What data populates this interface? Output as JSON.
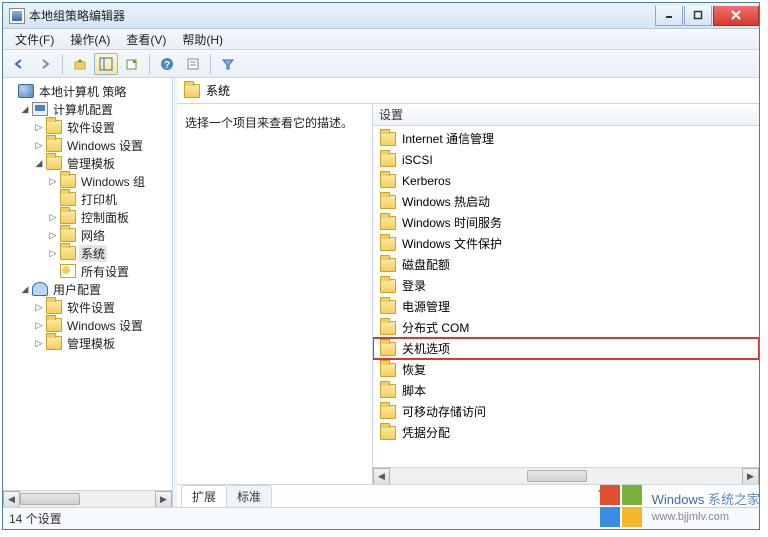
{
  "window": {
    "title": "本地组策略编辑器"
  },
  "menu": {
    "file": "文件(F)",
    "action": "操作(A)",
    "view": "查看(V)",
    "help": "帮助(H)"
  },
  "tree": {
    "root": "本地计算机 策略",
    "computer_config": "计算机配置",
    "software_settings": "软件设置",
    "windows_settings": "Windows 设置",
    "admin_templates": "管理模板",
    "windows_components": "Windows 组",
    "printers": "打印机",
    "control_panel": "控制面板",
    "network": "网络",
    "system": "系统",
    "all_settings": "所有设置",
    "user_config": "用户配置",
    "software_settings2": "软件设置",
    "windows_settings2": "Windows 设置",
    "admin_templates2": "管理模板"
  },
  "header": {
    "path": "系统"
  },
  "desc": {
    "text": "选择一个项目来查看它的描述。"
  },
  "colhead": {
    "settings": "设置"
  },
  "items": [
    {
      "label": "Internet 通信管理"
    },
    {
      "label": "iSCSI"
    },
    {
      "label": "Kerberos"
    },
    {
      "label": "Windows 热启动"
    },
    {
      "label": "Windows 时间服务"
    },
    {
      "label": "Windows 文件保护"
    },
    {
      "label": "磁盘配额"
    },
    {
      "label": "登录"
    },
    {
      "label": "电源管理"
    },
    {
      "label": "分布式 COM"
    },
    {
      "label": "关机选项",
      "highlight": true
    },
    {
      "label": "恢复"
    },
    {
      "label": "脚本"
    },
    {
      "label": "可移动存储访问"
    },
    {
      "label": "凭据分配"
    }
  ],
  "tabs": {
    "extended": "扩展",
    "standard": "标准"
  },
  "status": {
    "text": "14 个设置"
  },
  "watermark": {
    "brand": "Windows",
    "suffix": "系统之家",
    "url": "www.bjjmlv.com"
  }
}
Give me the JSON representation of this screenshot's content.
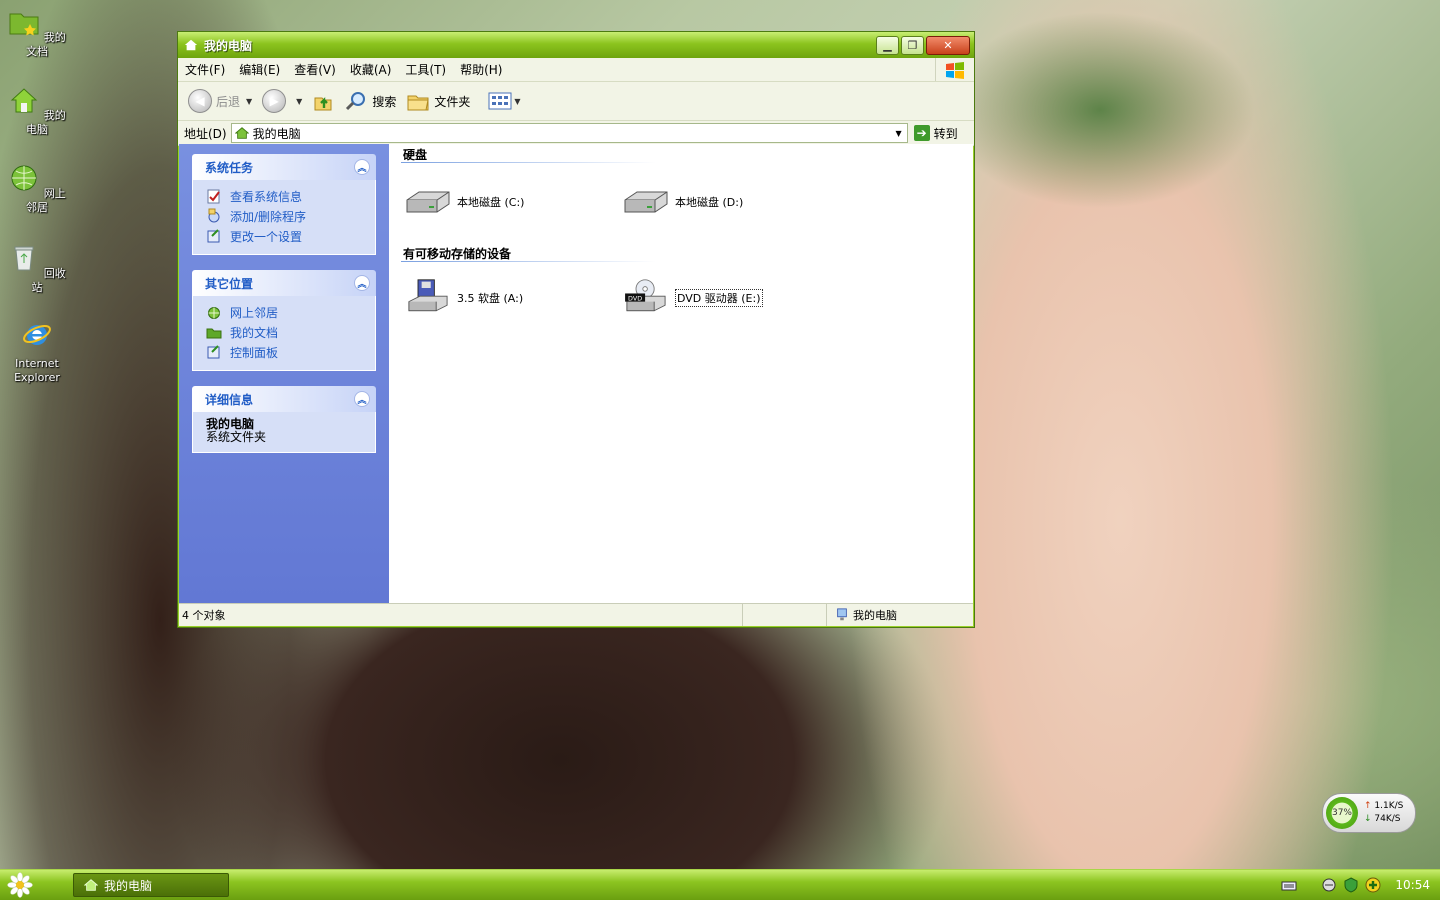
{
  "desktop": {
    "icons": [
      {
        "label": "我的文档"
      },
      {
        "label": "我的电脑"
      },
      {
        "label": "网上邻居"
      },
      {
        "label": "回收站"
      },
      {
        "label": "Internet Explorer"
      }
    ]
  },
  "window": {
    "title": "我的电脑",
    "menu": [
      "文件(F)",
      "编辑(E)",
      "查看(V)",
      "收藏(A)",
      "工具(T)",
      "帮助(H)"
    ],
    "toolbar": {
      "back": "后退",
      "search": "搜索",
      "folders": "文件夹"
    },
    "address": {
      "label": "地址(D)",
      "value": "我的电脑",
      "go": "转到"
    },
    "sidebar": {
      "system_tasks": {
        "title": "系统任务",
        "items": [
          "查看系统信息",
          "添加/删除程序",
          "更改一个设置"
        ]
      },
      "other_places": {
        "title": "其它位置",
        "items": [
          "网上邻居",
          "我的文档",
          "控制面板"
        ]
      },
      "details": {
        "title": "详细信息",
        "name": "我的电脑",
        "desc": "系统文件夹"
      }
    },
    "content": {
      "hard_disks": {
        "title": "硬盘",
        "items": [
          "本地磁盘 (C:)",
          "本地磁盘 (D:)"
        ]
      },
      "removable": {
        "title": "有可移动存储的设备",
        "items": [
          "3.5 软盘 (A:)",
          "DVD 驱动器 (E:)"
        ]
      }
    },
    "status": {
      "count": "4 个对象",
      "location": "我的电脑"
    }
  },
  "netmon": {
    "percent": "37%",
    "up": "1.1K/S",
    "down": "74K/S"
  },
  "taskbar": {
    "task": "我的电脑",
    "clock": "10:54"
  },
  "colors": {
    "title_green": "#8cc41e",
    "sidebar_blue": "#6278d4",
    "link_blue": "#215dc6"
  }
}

####################

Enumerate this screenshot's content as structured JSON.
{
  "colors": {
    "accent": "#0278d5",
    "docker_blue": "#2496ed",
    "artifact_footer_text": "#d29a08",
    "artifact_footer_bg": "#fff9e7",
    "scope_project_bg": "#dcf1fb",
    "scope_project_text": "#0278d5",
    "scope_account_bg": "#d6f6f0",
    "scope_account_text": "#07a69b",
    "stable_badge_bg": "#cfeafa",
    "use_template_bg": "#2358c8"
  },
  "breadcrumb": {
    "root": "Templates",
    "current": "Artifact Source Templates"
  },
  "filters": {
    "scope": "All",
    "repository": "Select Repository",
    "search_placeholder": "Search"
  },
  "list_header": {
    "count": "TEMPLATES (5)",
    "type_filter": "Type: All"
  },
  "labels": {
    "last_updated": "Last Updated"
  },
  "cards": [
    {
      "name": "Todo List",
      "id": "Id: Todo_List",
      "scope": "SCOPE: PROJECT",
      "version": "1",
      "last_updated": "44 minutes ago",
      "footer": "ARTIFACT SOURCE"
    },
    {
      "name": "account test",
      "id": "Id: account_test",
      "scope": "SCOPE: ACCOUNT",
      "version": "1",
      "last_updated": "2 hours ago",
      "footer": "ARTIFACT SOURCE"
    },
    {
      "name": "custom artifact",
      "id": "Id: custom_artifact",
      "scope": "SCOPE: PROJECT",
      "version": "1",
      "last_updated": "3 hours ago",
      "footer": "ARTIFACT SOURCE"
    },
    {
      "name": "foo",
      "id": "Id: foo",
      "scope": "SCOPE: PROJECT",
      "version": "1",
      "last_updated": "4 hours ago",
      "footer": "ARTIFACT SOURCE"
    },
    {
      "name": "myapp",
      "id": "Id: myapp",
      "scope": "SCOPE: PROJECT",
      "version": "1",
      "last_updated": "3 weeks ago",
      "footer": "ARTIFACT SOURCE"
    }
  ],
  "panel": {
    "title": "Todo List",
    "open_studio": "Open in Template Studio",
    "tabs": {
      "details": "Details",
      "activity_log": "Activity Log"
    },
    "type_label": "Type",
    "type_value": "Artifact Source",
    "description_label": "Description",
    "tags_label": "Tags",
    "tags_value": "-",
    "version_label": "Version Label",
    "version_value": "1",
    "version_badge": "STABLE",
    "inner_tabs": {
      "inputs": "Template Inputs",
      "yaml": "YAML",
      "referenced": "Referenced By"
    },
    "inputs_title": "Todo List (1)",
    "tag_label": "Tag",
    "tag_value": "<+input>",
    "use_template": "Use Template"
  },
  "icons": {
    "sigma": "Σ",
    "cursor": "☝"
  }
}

####################

Scan the entries above. Copy each line that has the string "Internet".

      "label": "Internet 通信管理"
        "label": "Internet Explorer"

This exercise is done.